What the task asks - What you return should match every record exactly, with the images removed.
# Entries provided start
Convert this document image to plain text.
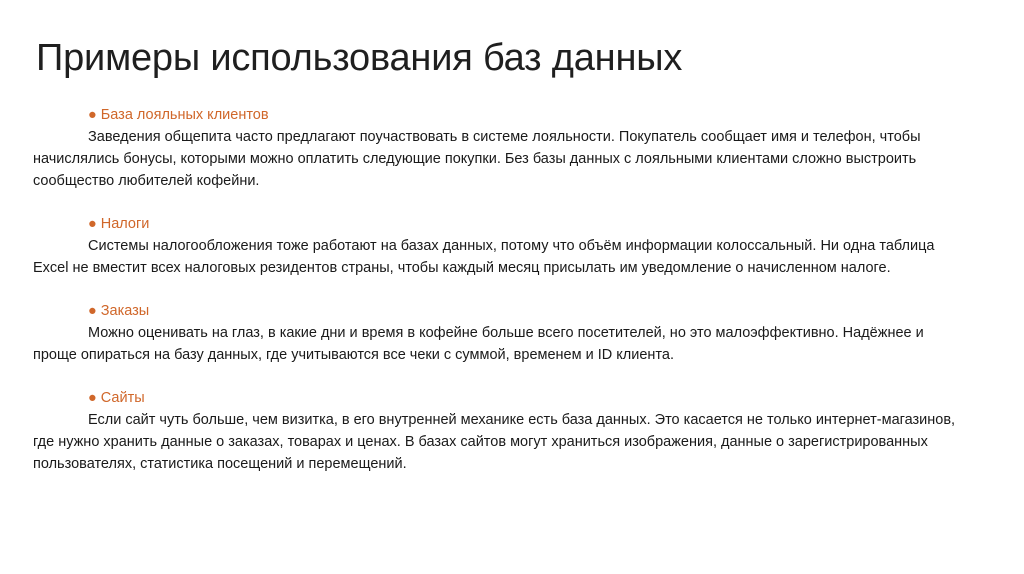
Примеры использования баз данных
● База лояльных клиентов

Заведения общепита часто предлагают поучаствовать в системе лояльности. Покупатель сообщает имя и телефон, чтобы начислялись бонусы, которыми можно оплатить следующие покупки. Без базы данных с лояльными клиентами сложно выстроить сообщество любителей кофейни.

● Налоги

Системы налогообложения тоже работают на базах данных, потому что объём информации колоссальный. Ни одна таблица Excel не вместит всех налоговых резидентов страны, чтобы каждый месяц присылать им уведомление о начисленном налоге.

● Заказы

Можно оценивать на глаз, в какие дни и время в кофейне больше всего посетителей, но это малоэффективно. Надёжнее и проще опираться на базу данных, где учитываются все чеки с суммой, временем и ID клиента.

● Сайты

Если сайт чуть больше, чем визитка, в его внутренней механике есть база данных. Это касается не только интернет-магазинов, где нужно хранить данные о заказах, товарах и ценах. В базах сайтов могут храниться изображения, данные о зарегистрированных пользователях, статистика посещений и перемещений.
# Entries provided end
Finished task -
Convert this document image to plain text.
Примеры использования баз данных
● База лояльных клиентов

Заведения общепита часто предлагают поучаствовать в системе лояльности. Покупатель сообщает имя и телефон, чтобы начислялись бонусы, которыми можно оплатить следующие покупки. Без базы данных с лояльными клиентами сложно выстроить сообщество любителей кофейни.

● Налоги

Системы налогообложения тоже работают на базах данных, потому что объём информации колоссальный. Ни одна таблица Excel не вместит всех налоговых резидентов страны, чтобы каждый месяц присылать им уведомление о начисленном налоге.

● Заказы

Можно оценивать на глаз, в какие дни и время в кофейне больше всего посетителей, но это малоэффективно. Надёжнее и проще опираться на базу данных, где учитываются все чеки с суммой, временем и ID клиента.

● Сайты

Если сайт чуть больше, чем визитка, в его внутренней механике есть база данных. Это касается не только интернет-магазинов, где нужно хранить данные о заказах, товарах и ценах. В базах сайтов могут храниться изображения, данные о зарегистрированных пользователях, статистика посещений и перемещений.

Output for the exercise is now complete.